◆ ФРАГМЕНТ ТЕКСТА:
▬▬▬▬▬▬▬▬▬▬
Несмотря на отсутствие средств, которые могли хотя бы приблизиться к «исцелению», существуют лекарства, замедляющие прогресс болезни Альцгеймера и других видов деменций. Однако мои первичные исследования подтвердили то, что мы с Питером узнали на личном опыте: никакое из существующих лекарств не может предотвратить неизбежный упадок, который настигает даже пациентов, находящихся под самым строгим медицинским наблюдением. Более того, мы боялись, что из-за поиска точного диагноза попадем в ловушку, которую писатель и врач Атул Гаванде назвал «непреодолимой инерцией медицинского лечения». Тем не менее мы оба – люди, которые хотят знать, просвещение всегда притягивало нас, как огонь притягивает мотыльков. К тому же подтверждение наших подозрений могло бы помочь нам подготовиться. Если бы впереди замаячило неназываемое, мы смогли бы спланировать дорогостоящий уход, понижение качества нашей текущей жизни и способ закончить мою жизнь в подходящий момент.

Я попросила Питера сходить со мной на первый прием у врача в 2010 году. Терапевт вежливо учла наши сомнения о ценности постановки диагноза. Она выслушала наши проповеди о том, что мы считаем достойным уровнем жизни, и не давила на нас, позволив самим подумать, прежде чем последовать ее предложению сделать мне МРТ. Результаты сканирования выявили «повреждения белого вещества» – показатель забитых микрососудов, по которым кровь не могла добраться до близлежащих областей мозга. Доктор Эборн подтвердила мудрость Интернета: сосудистая деменция может ослабнуть при приеме препаратов, понижающих уровень холестерина и кровяное давление. Однако сначала невролог должна была подтвердить связь между выявленными повреждениями и моими проблемами с памятью.
▬▬▬▬▬▬▬▬▬▬
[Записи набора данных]
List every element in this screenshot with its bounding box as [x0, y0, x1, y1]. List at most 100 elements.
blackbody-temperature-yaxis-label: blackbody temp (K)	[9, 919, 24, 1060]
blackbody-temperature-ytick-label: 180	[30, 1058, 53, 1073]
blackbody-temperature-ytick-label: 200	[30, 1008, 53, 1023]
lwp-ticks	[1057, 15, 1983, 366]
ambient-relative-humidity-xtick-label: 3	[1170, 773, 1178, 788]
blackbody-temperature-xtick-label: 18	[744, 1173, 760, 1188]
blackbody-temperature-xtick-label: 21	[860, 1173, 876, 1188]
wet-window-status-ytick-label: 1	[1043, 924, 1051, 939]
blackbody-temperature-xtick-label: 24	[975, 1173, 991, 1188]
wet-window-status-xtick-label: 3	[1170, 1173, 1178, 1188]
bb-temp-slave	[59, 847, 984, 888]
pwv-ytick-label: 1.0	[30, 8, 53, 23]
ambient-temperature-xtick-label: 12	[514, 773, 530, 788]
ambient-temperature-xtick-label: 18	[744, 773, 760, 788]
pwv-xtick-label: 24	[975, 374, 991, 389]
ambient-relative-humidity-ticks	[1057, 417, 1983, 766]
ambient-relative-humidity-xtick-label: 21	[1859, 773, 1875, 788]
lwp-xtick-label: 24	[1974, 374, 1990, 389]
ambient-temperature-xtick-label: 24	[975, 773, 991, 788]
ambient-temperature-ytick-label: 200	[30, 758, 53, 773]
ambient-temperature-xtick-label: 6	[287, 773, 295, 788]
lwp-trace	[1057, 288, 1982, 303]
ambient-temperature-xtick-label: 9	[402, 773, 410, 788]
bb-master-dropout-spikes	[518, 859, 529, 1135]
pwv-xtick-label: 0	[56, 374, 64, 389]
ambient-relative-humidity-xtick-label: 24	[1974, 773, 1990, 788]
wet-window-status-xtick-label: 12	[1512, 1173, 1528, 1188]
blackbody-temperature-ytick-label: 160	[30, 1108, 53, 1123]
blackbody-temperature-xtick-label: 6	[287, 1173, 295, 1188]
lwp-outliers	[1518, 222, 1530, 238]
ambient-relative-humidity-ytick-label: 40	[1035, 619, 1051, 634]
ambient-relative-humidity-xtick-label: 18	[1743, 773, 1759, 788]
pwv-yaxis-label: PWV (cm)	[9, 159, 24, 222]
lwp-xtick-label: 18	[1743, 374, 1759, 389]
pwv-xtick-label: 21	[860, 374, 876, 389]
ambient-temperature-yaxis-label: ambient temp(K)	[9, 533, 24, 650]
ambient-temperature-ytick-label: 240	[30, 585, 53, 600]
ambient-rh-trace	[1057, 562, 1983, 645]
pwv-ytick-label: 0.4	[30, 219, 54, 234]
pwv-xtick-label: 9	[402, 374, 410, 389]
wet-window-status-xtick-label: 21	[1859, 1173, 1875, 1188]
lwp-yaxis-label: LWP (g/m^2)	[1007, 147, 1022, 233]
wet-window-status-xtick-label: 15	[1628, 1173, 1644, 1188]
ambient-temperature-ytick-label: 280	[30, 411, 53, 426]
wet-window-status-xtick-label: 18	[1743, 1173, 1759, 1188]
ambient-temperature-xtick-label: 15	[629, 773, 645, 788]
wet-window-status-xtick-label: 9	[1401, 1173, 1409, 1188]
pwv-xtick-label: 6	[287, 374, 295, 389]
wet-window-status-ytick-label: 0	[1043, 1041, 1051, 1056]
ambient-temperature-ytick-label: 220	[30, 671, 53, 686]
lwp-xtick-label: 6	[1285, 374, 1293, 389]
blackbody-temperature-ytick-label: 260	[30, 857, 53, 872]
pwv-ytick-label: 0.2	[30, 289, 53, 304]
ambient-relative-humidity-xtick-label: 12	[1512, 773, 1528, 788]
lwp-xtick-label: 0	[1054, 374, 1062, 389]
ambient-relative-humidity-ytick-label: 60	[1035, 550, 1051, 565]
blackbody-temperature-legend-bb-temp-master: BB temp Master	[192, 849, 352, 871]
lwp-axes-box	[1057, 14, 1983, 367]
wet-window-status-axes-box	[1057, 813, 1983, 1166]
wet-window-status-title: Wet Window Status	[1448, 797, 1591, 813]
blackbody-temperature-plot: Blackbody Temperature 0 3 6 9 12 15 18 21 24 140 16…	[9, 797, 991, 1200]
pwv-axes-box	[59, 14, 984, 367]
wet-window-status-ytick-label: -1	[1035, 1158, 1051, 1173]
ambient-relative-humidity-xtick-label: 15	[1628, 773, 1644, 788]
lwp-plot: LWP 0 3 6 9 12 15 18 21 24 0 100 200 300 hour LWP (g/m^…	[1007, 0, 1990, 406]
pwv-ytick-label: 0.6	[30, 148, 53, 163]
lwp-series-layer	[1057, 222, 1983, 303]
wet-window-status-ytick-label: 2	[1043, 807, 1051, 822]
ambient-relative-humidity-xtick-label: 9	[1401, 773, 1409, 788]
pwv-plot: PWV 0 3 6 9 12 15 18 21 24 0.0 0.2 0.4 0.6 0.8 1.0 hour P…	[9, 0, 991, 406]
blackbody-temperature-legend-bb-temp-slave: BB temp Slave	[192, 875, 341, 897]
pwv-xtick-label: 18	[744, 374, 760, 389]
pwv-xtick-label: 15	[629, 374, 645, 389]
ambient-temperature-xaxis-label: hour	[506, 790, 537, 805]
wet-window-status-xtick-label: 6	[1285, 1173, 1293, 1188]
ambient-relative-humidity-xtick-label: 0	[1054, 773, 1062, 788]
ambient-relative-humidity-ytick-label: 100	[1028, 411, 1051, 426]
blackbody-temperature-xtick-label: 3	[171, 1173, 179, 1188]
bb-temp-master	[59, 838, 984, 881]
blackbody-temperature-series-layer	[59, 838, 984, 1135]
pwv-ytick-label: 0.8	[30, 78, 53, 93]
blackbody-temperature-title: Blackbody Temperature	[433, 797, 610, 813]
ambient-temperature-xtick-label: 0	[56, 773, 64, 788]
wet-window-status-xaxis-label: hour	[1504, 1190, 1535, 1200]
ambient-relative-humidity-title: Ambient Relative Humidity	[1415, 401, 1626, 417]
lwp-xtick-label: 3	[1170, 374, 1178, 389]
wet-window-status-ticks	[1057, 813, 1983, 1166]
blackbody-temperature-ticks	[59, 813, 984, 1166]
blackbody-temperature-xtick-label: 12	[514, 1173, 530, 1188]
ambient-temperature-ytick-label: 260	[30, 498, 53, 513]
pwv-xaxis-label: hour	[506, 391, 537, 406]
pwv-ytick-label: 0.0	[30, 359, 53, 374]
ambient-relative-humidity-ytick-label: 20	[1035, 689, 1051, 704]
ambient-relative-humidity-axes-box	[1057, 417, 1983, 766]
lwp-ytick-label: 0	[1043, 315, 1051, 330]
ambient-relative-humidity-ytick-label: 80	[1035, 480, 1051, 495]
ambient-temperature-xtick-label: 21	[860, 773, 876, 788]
▬▬▬▬▬▬▬▬▬▬
◆ ЧТО НУЖНО СДЕЛАТЬ:
A: Что показало МРТ по тексту о деменции?
B: Перепишите из текста о деменции отрывок от слов «Я попросила Питера» до слов «проблемами с памятью.» включительно.

◆ ОТВЕТЫ К ЗАДАНИЯМ:
A: Повреждения белого вещества.

B:
Я попросила Питера сходить со мной на первый прием у врача в 2010 году. Терапевт вежливо учла наши сомнения о ценности постановки диагноза. Она выслушала наши проповеди о том, что мы считаем достойным уровнем жизни, и не давила на нас, позволив самим подумать, прежде чем последовать ее предложению сделать мне МРТ. Результаты сканирования выявили «повреждения белого вещества» – показатель забитых микрососудов, по которым кровь не могла добраться до близлежащих областей мозга. Доктор Эборн подтвердила мудрость Интернета: сосудистая деменция может ослабнуть при приеме препаратов, понижающих уровень холестерина и кровяное давление. Однако сначала невролог должна была подтвердить связь между выявленными повреждениями и моими проблемами с памятью.